■ INPUT MATERIAL:
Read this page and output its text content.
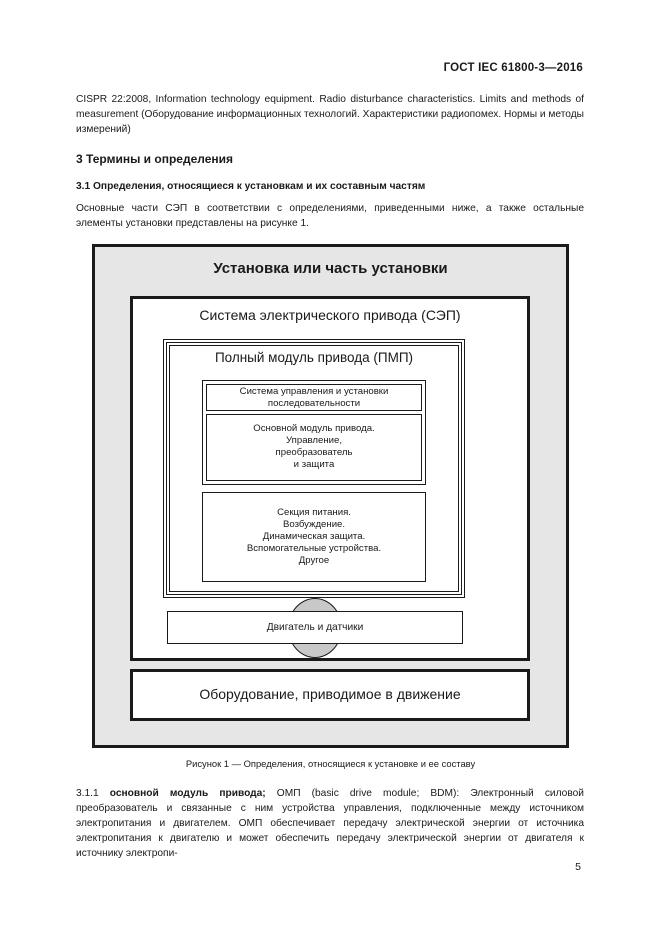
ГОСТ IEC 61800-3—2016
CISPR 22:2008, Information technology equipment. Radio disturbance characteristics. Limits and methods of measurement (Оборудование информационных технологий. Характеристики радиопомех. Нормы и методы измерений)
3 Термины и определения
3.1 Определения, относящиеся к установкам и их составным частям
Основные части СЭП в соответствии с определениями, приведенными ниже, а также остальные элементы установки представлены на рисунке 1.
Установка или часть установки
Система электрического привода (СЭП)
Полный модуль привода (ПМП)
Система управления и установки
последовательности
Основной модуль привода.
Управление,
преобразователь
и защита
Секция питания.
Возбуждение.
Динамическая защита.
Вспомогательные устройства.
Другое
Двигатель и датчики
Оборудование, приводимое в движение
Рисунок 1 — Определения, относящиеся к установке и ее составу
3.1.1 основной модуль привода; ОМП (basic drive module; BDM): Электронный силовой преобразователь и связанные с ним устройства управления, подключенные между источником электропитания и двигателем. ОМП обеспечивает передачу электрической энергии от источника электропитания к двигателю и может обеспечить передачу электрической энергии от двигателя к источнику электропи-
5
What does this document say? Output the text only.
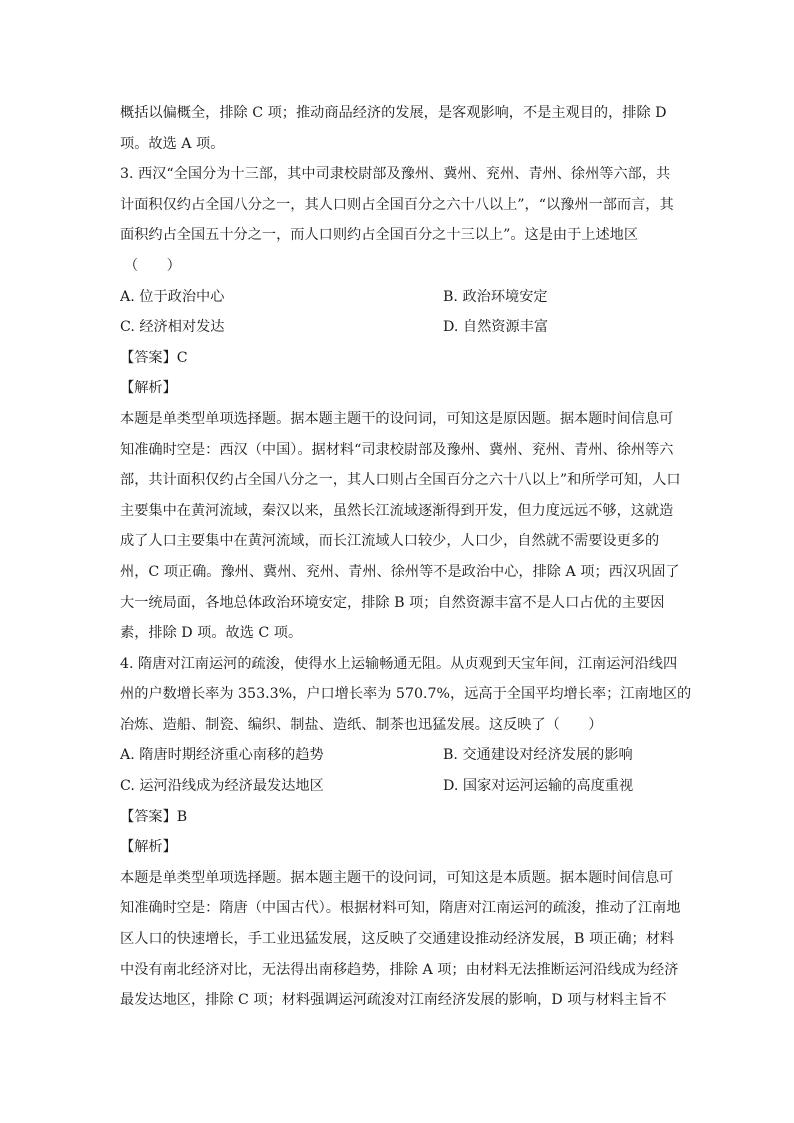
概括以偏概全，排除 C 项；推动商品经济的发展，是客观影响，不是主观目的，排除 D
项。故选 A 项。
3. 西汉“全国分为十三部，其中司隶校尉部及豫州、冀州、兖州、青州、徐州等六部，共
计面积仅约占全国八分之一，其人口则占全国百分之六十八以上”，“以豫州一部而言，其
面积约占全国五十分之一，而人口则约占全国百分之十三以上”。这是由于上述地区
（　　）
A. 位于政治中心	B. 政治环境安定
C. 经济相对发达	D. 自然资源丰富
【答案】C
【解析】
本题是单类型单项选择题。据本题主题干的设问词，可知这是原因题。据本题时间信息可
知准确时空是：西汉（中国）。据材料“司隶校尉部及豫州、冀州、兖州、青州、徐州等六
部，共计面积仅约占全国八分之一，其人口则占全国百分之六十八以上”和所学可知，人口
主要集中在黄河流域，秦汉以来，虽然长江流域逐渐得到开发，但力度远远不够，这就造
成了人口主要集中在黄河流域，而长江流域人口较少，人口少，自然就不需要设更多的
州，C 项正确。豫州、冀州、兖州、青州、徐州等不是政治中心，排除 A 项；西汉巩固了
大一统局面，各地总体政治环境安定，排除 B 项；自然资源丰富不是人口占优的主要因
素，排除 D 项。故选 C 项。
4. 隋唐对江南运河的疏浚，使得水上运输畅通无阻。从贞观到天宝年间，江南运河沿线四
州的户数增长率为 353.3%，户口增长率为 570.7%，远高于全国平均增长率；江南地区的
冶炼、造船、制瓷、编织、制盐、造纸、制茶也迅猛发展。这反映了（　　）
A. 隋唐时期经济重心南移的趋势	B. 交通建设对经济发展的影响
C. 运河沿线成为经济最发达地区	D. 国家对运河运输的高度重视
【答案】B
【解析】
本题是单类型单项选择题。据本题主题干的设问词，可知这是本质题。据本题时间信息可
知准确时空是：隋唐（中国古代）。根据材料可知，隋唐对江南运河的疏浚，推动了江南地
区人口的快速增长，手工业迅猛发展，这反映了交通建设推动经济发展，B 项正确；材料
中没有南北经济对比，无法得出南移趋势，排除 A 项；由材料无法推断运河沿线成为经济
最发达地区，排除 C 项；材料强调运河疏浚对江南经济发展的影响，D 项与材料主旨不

■ TASK OBJECTIVE: Restate the data above exactly, stripping out each image.

■ TASK RESPONSE:
Read this page and output its text content.
ГОСТ IEC 61800-3—2016
CISPR 22:2008, Information technology equipment. Radio disturbance characteristics. Limits and methods of measurement (Оборудование информационных технологий. Характеристики радиопомех. Нормы и методы измерений)
3 Термины и определения
3.1 Определения, относящиеся к установкам и их составным частям
Основные части СЭП в соответствии с определениями, приведенными ниже, а также остальные элементы установки представлены на рисунке 1.
Установка или часть установки
Система электрического привода (СЭП)
Полный модуль привода (ПМП)
Система управления и установки
последовательности
Основной модуль привода.
Управление,
преобразователь
и защита
Секция питания.
Возбуждение.
Динамическая защита.
Вспомогательные устройства.
Другое
Двигатель и датчики
Оборудование, приводимое в движение
Рисунок 1 — Определения, относящиеся к установке и ее составу
3.1.1 основной модуль привода; ОМП (basic drive module; BDM): Электронный силовой преобразователь и связанные с ним устройства управления, подключенные между источником электропитания и двигателем. ОМП обеспечивает передачу электрической энергии от источника электропитания к двигателю и может обеспечить передачу электрической энергии от двигателя к источнику электропи-
5
What does this document say? Output the text only.
概括以偏概全，排除 C 项；推动商品经济的发展，是客观影响，不是主观目的，排除 D
项。故选 A 项。
3. 西汉“全国分为十三部，其中司隶校尉部及豫州、冀州、兖州、青州、徐州等六部，共
计面积仅约占全国八分之一，其人口则占全国百分之六十八以上”，“以豫州一部而言，其
面积约占全国五十分之一，而人口则约占全国百分之十三以上”。这是由于上述地区
（　　）
A. 位于政治中心	B. 政治环境安定
C. 经济相对发达	D. 自然资源丰富
【答案】C
【解析】
本题是单类型单项选择题。据本题主题干的设问词，可知这是原因题。据本题时间信息可
知准确时空是：西汉（中国）。据材料“司隶校尉部及豫州、冀州、兖州、青州、徐州等六
部，共计面积仅约占全国八分之一，其人口则占全国百分之六十八以上”和所学可知，人口
主要集中在黄河流域，秦汉以来，虽然长江流域逐渐得到开发，但力度远远不够，这就造
成了人口主要集中在黄河流域，而长江流域人口较少，人口少，自然就不需要设更多的
州，C 项正确。豫州、冀州、兖州、青州、徐州等不是政治中心，排除 A 项；西汉巩固了
大一统局面，各地总体政治环境安定，排除 B 项；自然资源丰富不是人口占优的主要因
素，排除 D 项。故选 C 项。
4. 隋唐对江南运河的疏浚，使得水上运输畅通无阻。从贞观到天宝年间，江南运河沿线四
州的户数增长率为 353.3%，户口增长率为 570.7%，远高于全国平均增长率；江南地区的
冶炼、造船、制瓷、编织、制盐、造纸、制茶也迅猛发展。这反映了（　　）
A. 隋唐时期经济重心南移的趋势	B. 交通建设对经济发展的影响
C. 运河沿线成为经济最发达地区	D. 国家对运河运输的高度重视
【答案】B
【解析】
本题是单类型单项选择题。据本题主题干的设问词，可知这是本质题。据本题时间信息可
知准确时空是：隋唐（中国古代）。根据材料可知，隋唐对江南运河的疏浚，推动了江南地
区人口的快速增长，手工业迅猛发展，这反映了交通建设推动经济发展，B 项正确；材料
中没有南北经济对比，无法得出南移趋势，排除 A 项；由材料无法推断运河沿线成为经济
最发达地区，排除 C 项；材料强调运河疏浚对江南经济发展的影响，D 项与材料主旨不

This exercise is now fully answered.